(Problem):
In the records below, find each line containing the word "structured" and copy it.

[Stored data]
※ ※ ※

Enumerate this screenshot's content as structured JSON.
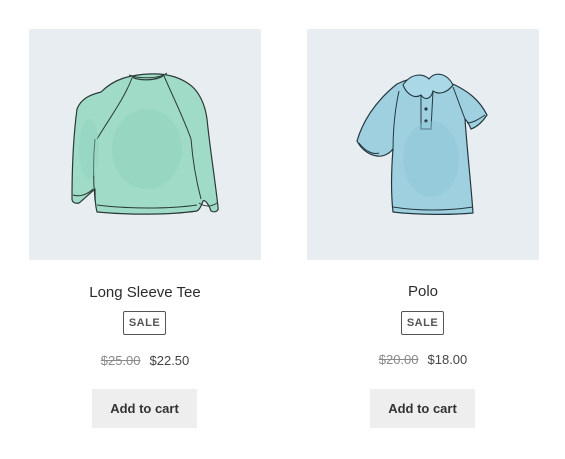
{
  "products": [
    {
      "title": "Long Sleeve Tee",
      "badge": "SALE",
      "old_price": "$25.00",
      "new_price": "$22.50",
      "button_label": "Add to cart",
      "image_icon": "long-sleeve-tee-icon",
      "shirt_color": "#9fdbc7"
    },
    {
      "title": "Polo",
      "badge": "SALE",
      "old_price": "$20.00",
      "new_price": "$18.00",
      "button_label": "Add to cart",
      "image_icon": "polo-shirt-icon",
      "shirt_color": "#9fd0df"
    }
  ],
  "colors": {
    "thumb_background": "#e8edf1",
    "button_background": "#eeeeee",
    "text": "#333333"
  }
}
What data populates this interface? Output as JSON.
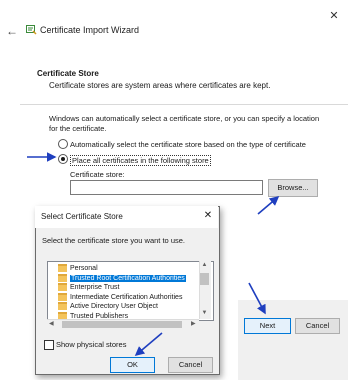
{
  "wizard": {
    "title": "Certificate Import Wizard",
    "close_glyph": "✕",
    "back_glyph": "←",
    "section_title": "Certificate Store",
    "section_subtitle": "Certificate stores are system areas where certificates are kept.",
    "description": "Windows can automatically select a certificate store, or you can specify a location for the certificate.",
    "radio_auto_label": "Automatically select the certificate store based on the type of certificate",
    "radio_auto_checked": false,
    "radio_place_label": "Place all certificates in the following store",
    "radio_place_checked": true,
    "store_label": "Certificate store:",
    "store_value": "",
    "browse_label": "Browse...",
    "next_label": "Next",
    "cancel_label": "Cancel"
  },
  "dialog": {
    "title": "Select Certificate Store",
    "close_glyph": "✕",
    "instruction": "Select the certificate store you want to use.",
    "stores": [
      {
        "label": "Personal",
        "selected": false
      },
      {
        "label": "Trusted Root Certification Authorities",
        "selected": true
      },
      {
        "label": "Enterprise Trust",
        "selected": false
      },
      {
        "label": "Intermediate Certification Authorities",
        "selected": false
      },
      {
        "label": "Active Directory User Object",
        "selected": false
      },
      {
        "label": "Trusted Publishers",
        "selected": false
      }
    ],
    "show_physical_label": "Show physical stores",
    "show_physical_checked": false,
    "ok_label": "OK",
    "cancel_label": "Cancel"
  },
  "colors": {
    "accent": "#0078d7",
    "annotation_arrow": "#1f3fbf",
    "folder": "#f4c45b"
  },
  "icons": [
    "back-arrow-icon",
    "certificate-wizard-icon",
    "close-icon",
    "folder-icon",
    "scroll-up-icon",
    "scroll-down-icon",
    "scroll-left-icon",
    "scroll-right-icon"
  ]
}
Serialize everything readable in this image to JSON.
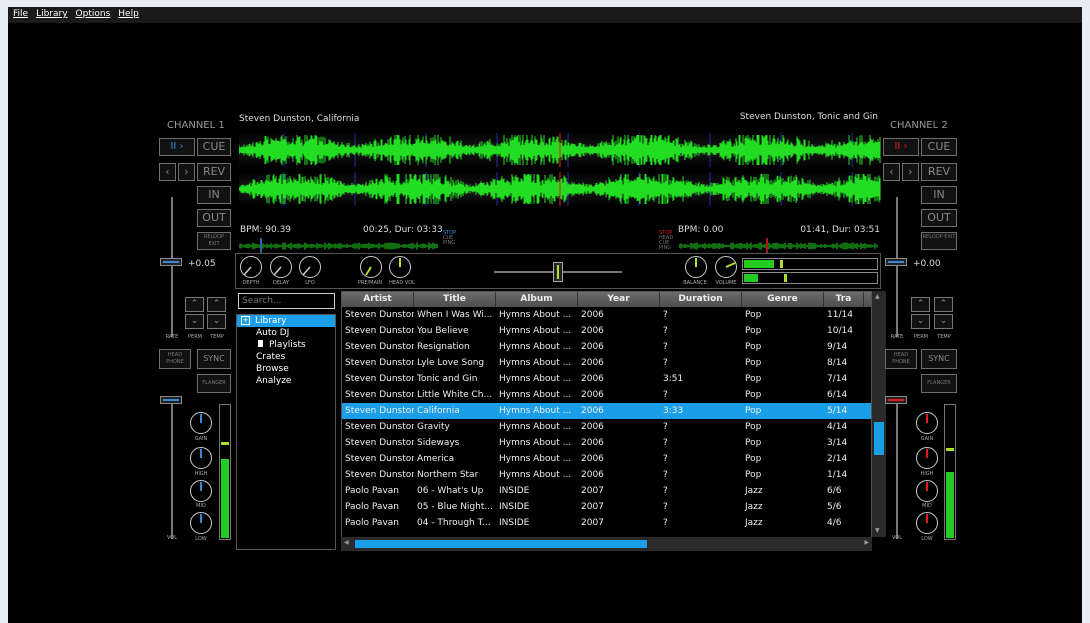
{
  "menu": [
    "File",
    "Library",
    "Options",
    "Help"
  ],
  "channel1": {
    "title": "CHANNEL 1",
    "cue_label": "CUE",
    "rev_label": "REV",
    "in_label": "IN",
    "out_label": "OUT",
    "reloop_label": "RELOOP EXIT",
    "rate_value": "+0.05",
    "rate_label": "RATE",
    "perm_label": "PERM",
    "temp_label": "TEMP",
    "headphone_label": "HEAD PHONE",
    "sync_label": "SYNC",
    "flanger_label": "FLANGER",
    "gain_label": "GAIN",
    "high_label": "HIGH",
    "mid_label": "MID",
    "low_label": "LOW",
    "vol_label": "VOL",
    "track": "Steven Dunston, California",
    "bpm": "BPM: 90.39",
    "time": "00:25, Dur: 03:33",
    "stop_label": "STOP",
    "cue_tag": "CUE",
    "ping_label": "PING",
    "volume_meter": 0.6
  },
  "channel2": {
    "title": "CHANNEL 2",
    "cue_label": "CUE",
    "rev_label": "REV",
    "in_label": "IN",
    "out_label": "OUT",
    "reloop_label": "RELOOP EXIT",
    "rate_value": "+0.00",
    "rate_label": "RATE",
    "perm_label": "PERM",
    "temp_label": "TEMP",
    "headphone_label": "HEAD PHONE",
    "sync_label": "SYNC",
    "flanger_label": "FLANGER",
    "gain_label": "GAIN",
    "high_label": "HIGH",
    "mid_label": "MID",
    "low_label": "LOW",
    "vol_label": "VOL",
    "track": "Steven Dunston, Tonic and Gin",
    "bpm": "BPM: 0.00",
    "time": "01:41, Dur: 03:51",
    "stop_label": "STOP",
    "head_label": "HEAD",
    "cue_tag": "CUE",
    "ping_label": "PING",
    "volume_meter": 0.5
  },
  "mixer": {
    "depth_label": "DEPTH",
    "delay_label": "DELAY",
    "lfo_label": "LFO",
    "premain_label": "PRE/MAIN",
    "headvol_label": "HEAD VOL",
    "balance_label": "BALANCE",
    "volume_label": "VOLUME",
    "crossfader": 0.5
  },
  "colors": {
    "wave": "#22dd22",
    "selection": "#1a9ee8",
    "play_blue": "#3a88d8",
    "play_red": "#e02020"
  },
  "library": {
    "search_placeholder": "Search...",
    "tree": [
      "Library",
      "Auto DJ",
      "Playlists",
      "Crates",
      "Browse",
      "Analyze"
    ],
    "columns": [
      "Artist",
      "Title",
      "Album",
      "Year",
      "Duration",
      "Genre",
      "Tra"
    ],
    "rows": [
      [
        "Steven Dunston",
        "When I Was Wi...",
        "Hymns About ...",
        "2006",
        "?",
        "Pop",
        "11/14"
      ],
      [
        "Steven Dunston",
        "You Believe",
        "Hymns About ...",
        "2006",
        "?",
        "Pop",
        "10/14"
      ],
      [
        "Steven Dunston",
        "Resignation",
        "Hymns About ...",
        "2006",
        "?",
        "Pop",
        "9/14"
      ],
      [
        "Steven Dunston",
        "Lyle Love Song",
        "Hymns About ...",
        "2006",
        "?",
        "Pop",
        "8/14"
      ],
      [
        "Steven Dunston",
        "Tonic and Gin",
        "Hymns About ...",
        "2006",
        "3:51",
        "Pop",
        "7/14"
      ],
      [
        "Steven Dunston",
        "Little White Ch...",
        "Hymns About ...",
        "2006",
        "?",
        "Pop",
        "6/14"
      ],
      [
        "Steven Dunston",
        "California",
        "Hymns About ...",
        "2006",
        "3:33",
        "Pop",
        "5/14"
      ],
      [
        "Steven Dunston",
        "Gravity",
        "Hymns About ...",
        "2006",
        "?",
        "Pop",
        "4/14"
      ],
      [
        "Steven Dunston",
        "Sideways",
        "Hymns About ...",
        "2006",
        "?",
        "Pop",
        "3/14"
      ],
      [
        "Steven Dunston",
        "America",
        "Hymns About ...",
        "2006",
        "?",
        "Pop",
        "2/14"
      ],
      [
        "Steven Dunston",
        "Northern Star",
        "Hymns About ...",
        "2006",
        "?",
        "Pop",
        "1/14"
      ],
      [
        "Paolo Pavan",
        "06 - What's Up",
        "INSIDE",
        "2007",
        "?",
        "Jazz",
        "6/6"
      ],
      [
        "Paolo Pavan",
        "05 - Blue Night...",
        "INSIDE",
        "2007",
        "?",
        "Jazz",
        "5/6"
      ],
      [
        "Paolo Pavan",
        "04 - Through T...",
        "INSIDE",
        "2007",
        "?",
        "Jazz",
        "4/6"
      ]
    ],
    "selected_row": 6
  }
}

※ ※ ※

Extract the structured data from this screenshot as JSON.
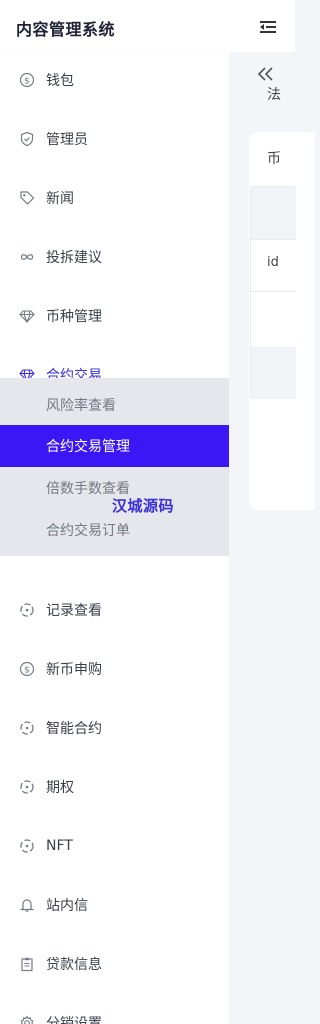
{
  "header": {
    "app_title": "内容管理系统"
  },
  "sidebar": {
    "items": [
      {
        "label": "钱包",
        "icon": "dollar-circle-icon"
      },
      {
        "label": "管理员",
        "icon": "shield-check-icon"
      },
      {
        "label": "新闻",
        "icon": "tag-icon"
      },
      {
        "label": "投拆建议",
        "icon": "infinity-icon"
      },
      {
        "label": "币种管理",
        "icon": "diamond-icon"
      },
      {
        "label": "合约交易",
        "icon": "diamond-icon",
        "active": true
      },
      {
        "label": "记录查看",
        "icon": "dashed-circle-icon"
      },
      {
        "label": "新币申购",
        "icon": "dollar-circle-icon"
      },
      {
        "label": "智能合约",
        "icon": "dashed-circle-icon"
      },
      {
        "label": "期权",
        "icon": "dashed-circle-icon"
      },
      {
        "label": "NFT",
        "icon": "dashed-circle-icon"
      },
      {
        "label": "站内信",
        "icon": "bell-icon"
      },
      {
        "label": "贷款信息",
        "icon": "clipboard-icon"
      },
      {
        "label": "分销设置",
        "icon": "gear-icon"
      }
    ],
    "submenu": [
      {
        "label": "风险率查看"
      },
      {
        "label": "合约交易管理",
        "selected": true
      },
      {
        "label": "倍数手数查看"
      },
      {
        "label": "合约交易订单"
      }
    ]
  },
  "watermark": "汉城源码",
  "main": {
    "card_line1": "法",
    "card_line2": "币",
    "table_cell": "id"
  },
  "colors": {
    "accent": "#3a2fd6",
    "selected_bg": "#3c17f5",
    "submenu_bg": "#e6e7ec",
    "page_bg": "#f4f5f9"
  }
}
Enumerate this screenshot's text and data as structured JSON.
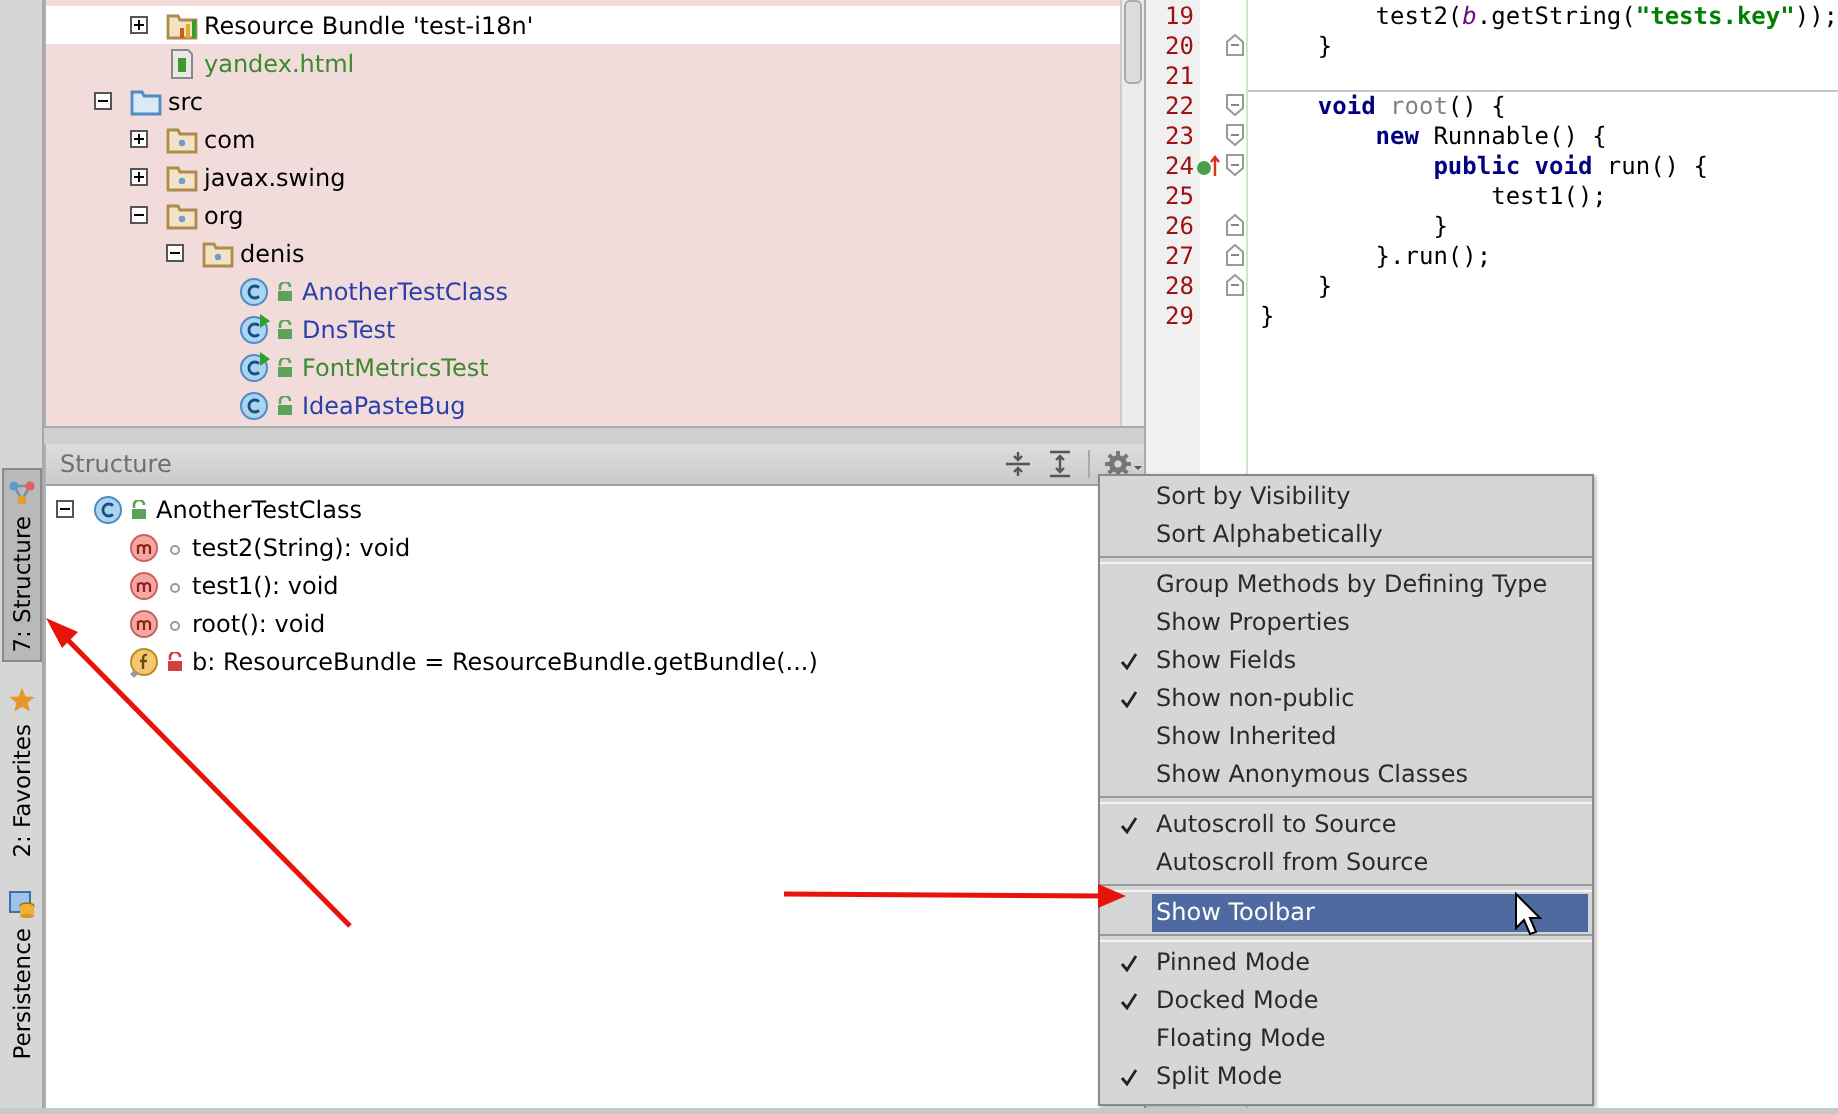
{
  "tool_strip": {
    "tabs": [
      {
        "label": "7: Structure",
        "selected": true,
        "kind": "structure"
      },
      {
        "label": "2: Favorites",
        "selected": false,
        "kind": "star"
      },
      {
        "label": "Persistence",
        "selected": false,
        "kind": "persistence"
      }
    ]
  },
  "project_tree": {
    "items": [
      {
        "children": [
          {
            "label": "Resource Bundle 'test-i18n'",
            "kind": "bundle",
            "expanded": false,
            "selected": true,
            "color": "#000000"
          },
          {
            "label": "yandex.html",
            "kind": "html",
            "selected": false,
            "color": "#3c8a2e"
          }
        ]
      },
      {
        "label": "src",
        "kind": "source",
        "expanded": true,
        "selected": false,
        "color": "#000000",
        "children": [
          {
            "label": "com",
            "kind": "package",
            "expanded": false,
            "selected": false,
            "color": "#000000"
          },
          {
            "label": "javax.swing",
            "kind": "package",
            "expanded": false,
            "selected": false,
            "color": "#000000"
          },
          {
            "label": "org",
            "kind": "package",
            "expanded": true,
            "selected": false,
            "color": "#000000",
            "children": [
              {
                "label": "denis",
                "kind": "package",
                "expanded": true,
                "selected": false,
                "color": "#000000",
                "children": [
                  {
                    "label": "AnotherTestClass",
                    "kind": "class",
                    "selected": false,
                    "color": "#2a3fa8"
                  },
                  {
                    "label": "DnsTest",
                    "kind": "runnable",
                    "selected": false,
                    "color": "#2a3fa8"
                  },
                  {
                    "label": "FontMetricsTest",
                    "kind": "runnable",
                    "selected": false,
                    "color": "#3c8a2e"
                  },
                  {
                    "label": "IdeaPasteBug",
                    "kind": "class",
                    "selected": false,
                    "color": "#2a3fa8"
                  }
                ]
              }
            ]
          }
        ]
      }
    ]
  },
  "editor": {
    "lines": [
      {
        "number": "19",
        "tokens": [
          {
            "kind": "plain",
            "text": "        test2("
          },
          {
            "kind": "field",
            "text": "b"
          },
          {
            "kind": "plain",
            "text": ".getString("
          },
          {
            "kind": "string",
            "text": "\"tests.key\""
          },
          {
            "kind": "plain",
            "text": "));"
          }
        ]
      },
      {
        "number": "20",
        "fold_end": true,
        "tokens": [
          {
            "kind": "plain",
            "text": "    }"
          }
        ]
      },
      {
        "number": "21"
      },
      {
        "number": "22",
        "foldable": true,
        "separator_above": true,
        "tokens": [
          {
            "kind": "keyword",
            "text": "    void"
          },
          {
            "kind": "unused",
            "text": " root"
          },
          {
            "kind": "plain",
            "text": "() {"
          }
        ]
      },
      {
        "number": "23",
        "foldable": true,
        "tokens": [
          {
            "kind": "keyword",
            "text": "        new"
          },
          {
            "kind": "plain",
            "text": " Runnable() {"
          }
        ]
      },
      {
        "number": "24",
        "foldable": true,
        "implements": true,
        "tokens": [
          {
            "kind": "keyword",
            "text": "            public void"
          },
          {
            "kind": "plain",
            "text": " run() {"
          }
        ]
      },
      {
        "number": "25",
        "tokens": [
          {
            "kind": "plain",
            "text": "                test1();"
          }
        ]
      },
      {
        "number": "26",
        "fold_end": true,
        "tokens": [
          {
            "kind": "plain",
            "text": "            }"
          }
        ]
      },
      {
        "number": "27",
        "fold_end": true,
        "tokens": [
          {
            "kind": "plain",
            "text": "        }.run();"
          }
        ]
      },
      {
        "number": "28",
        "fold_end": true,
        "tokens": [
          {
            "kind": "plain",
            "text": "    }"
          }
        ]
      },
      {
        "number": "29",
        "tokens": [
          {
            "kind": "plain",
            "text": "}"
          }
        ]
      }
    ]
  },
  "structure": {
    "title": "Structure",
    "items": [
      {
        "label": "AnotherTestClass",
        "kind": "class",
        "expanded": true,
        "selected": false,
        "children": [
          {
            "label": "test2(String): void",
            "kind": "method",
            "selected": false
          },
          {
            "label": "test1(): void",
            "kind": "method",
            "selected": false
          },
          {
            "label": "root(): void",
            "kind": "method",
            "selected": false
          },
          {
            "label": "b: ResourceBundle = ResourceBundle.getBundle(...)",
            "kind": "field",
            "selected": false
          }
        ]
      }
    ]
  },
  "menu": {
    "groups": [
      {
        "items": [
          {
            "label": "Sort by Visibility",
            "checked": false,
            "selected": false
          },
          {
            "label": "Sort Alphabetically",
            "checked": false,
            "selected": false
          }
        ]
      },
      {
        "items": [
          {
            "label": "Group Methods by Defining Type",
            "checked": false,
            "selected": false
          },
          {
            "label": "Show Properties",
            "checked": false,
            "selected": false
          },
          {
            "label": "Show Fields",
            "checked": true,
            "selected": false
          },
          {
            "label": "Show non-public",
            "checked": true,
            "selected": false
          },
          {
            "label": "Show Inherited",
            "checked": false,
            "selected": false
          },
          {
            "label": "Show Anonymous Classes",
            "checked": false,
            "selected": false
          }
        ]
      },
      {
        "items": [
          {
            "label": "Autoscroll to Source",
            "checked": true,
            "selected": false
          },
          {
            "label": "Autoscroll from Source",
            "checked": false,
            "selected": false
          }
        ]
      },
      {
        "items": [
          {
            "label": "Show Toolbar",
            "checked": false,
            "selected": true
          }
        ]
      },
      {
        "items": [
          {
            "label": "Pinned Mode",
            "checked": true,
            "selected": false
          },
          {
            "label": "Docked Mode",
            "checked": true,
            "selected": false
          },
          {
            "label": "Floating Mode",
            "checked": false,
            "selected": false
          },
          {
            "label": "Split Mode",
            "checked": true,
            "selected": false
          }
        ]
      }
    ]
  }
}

※ ※ ※

(Full output):
Enumerate this screenshot's content as structured JSON.
Extract the structured data from this screenshot as JSON.
Enumerate this screenshot's text and data as structured JSON.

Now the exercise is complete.